GOAL OF THE EXERCISE >> In the listing that follows, count each line containing the string "Neurons" and report only the count.

EXERCISE MATERIALS >>
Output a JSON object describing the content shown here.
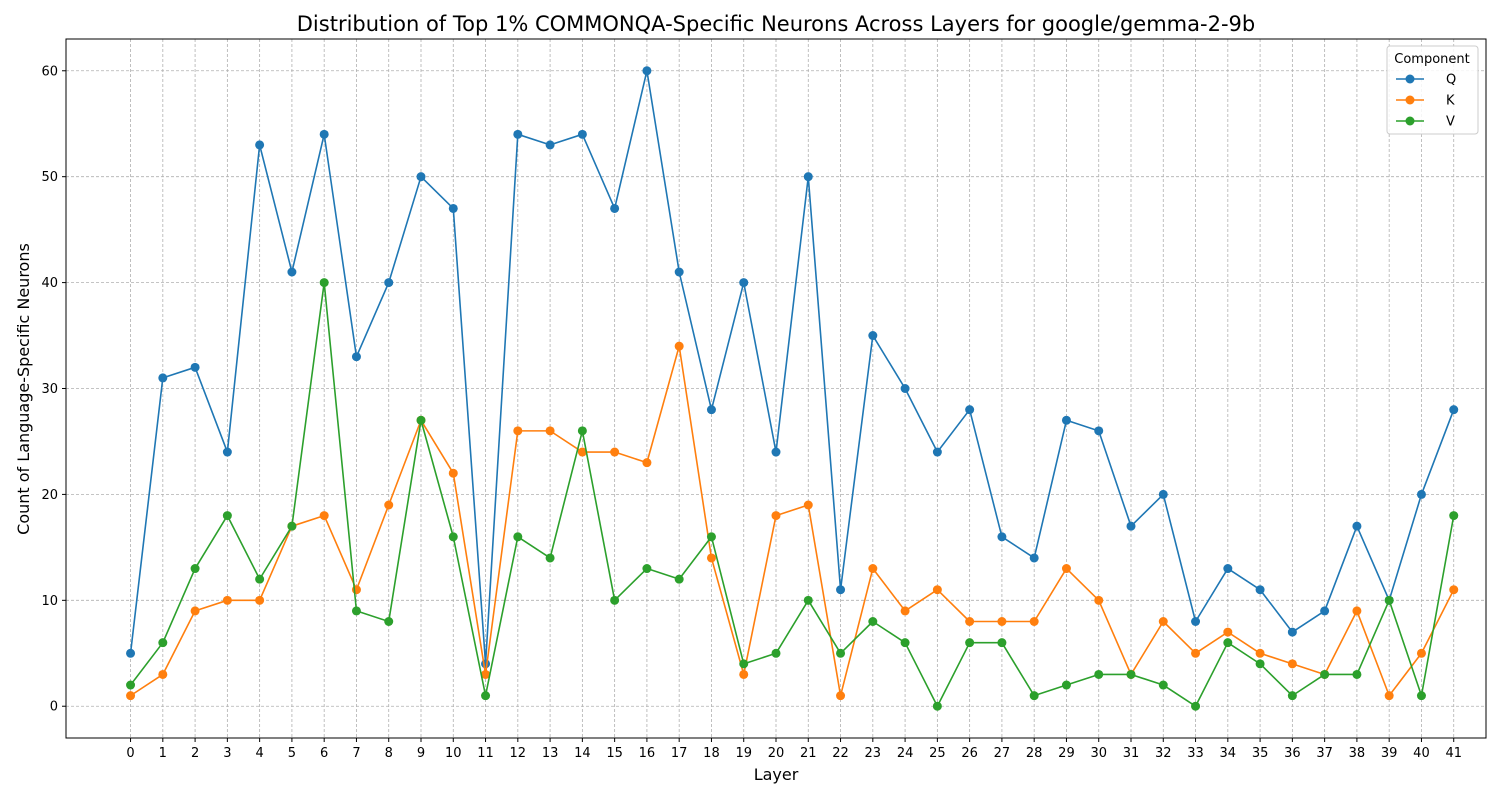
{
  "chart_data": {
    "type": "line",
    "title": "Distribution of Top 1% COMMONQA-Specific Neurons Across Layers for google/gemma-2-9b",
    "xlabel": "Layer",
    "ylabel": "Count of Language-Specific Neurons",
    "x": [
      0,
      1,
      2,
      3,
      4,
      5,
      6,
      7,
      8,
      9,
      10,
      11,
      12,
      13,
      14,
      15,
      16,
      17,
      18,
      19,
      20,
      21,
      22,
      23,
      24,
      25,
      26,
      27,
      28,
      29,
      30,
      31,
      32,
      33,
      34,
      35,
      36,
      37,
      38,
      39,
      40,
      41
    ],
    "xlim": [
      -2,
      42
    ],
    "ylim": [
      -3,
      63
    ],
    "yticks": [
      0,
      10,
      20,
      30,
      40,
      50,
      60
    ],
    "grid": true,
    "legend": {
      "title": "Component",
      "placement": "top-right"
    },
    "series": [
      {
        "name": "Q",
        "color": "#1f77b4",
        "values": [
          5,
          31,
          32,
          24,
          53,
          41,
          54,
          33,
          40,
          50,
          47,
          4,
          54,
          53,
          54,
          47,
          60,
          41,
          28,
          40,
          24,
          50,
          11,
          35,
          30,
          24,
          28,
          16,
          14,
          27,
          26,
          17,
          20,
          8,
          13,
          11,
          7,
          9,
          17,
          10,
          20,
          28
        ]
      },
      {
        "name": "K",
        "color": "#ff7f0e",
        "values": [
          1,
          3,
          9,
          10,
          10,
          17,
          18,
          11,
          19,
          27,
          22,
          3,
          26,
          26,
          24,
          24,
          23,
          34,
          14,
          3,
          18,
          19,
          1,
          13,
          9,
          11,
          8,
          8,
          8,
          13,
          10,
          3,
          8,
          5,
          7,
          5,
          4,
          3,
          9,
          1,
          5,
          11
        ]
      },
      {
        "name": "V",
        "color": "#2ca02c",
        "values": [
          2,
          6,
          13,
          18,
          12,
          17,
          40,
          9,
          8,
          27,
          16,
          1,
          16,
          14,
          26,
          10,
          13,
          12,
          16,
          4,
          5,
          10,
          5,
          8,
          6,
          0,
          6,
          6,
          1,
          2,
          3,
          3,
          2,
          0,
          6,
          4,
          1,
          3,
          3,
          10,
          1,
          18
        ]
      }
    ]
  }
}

ANSWER TO THIS PROBLEM >> 2